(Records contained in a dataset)

^^^^

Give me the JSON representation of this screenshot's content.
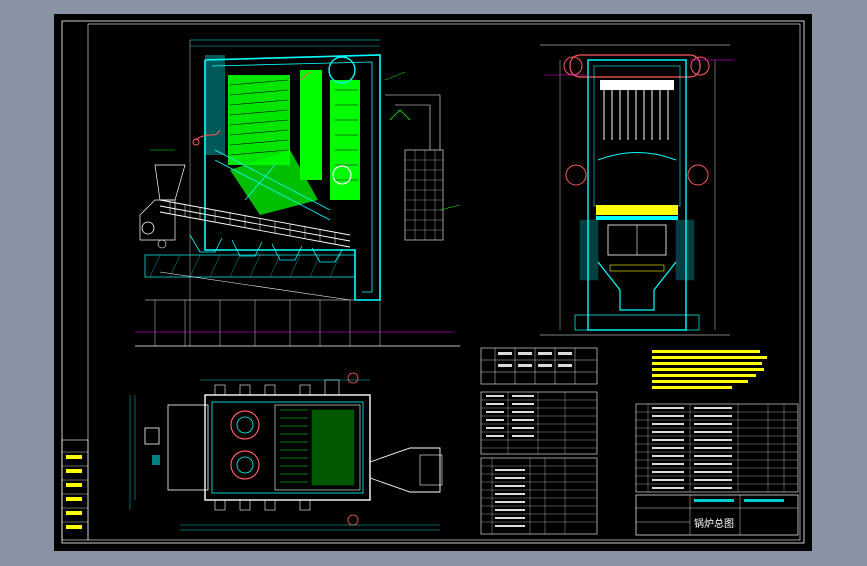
{
  "title_block": {
    "drawing_title": "锅炉总图"
  },
  "colors": {
    "background": "#000000",
    "frame": "#ffffff",
    "walls": "#00ffff",
    "tubes": "#00ff00",
    "steam": "#ff5a5a",
    "notes": "#ffff00",
    "grate": "#ffffff",
    "dims": "#00ffff"
  },
  "icons": {
    "drum": "drum-icon",
    "burner": "burner-icon",
    "fan": "fan-icon"
  }
}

^^^^

• **DIRECTIVE**
Write the records out once more, exactly as they appear, with no pictures.

• **FINISHED EXERCISE**
Give me the JSON representation of this screenshot's content.
{
  "title_block": {
    "drawing_title": "锅炉总图"
  },
  "colors": {
    "background": "#000000",
    "frame": "#ffffff",
    "walls": "#00ffff",
    "tubes": "#00ff00",
    "steam": "#ff5a5a",
    "notes": "#ffff00",
    "grate": "#ffffff",
    "dims": "#00ffff"
  },
  "icons": {
    "drum": "drum-icon",
    "burner": "burner-icon",
    "fan": "fan-icon"
  }
}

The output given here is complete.